:: Task statement ::
Show all lines from the data that include the word "Thuận".

:: Data to process ::
• • • • •

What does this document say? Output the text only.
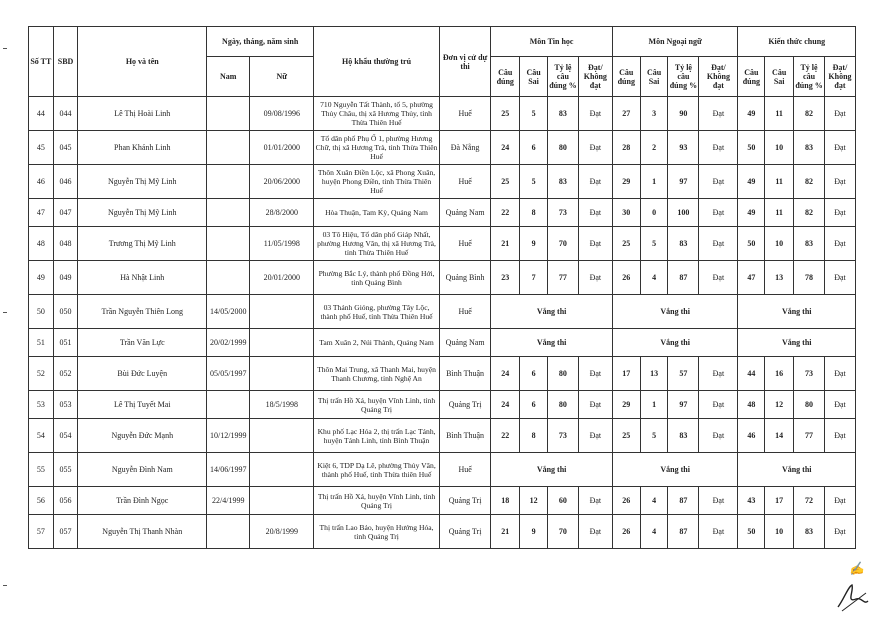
Số TT	SBD	Họ và tên	Ngày, tháng, năm sinh		Hộ khẩu thường trú	Đơn vị cử dự thi	Môn Tin học				Môn Ngoại ngữ				Kiến thức chung			
			Nam	Nữ			Câu đúng	Câu Sai	Tỷ lệ câu đúng %	Đạt/ Không đạt	Câu đúng	Câu Sai	Tỷ lệ câu đúng %	Đạt/ Không đạt	Câu đúng	Câu Sai	Tỷ lệ câu đúng %	Đạt/ Không đạt
44	044	Lê Thị Hoài Linh		09/08/1996	710 Nguyễn Tất Thành, tổ 5, phường Thủy Châu, thị xã Hương Thủy, tỉnh Thừa Thiên Huế	Huế	25	5	83	Đạt	27	3	90	Đạt	49	11	82	Đạt
45	045	Phan Khánh Linh		01/01/2000	Tổ dân phố Phụ Ổ 1, phường Hương Chữ, thị xã Hương Trà, tỉnh Thừa Thiên Huế	Đà Nẵng	24	6	80	Đạt	28	2	93	Đạt	50	10	83	Đạt
46	046	Nguyễn Thị Mỹ Linh		20/06/2000	Thôn Xuân Điền Lộc, xã Phong Xuân, huyện Phong Điền, tỉnh Thừa Thiên Huế	Huế	25	5	83	Đạt	29	1	97	Đạt	49	11	82	Đạt
47	047	Nguyễn Thị Mỹ Linh		28/8/2000	Hòa Thuận, Tam Kỳ, Quảng Nam	Quảng Nam	22	8	73	Đạt	30	0	100	Đạt	49	11	82	Đạt
48	048	Trương Thị Mỹ Linh		11/05/1998	03 Tô Hiệu, Tổ dân phố Giáp Nhất, phường Hương Văn, thị xã Hương Trà, tỉnh Thừa Thiên Huế	Huế	21	9	70	Đạt	25	5	83	Đạt	50	10	83	Đạt
49	049	Hà Nhật Linh		20/01/2000	Phường Bắc Lý, thành phố Đồng Hới, tỉnh Quảng Bình	Quảng Bình	23	7	77	Đạt	26	4	87	Đạt	47	13	78	Đạt
50	050	Trần Nguyễn Thiên Long	14/05/2000		03 Thánh Gióng, phường Tây Lộc, thành phố Huế, tỉnh Thừa Thiên Huế	Huế	Vắng thi				Vắng thi				Vắng thi			
51	051	Trần Văn Lực	20/02/1999		Tam Xuân 2, Núi Thành, Quảng Nam	Quảng Nam	Vắng thi				Vắng thi				Vắng thi			
52	052	Bùi Đức Luyện	05/05/1997		Thôn Mai Trung, xã Thanh Mai, huyện Thanh Chương, tỉnh Nghệ An	Bình Thuận	24	6	80	Đạt	17	13	57	Đạt	44	16	73	Đạt
53	053	Lê Thị Tuyết Mai		18/5/1998	Thị trấn Hồ Xá, huyện Vĩnh Linh, tỉnh Quảng Trị	Quảng Trị	24	6	80	Đạt	29	1	97	Đạt	48	12	80	Đạt
54	054	Nguyễn Đức Mạnh	10/12/1999		Khu phố Lạc Hóa 2, thị trấn Lạc Tánh, huyện Tánh Linh, tỉnh Bình Thuận	Bình Thuận	22	8	73	Đạt	25	5	83	Đạt	46	14	77	Đạt
55	055	Nguyễn Đình Nam	14/06/1997		Kiệt 6, TDP Dạ Lê, phường Thủy Vân, thành phố Huế, tỉnh Thừa thiên Huế	Huế	Vắng thi				Vắng thi				Vắng thi			
56	056	Trần Đình Ngọc	22/4/1999		Thị trấn Hồ Xá, huyện Vĩnh Linh, tỉnh Quảng Trị	Quảng Trị	18	12	60	Đạt	26	4	87	Đạt	43	17	72	Đạt
57	057	Nguyễn Thị Thanh Nhàn		20/8/1999	Thị trấn Lao Bảo, huyện Hướng Hóa, tỉnh Quảng Trị	Quảng Trị	21	9	70	Đạt	26	4	87	Đạt	50	10	83	Đạt
✍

• • • • •

:: The completed task ::
47	047	Nguyễn Thị Mỹ Linh		28/8/2000	Hòa Thuận, Tam Kỳ, Quảng Nam	Quảng Nam	22	8	73	Đạt	30	0	100	Đạt	49	11	82	Đạt
52	052	Bùi Đức Luyện	05/05/1997		Thôn Mai Trung, xã Thanh Mai, huyện Thanh Chương, tỉnh Nghệ An	Bình Thuận	24	6	80	Đạt	17	13	57	Đạt	44	16	73	Đạt
54	054	Nguyễn Đức Mạnh	10/12/1999		Khu phố Lạc Hóa 2, thị trấn Lạc Tánh, huyện Tánh Linh, tỉnh Bình Thuận	Bình Thuận	22	8	73	Đạt	25	5	83	Đạt	46	14	77	Đạt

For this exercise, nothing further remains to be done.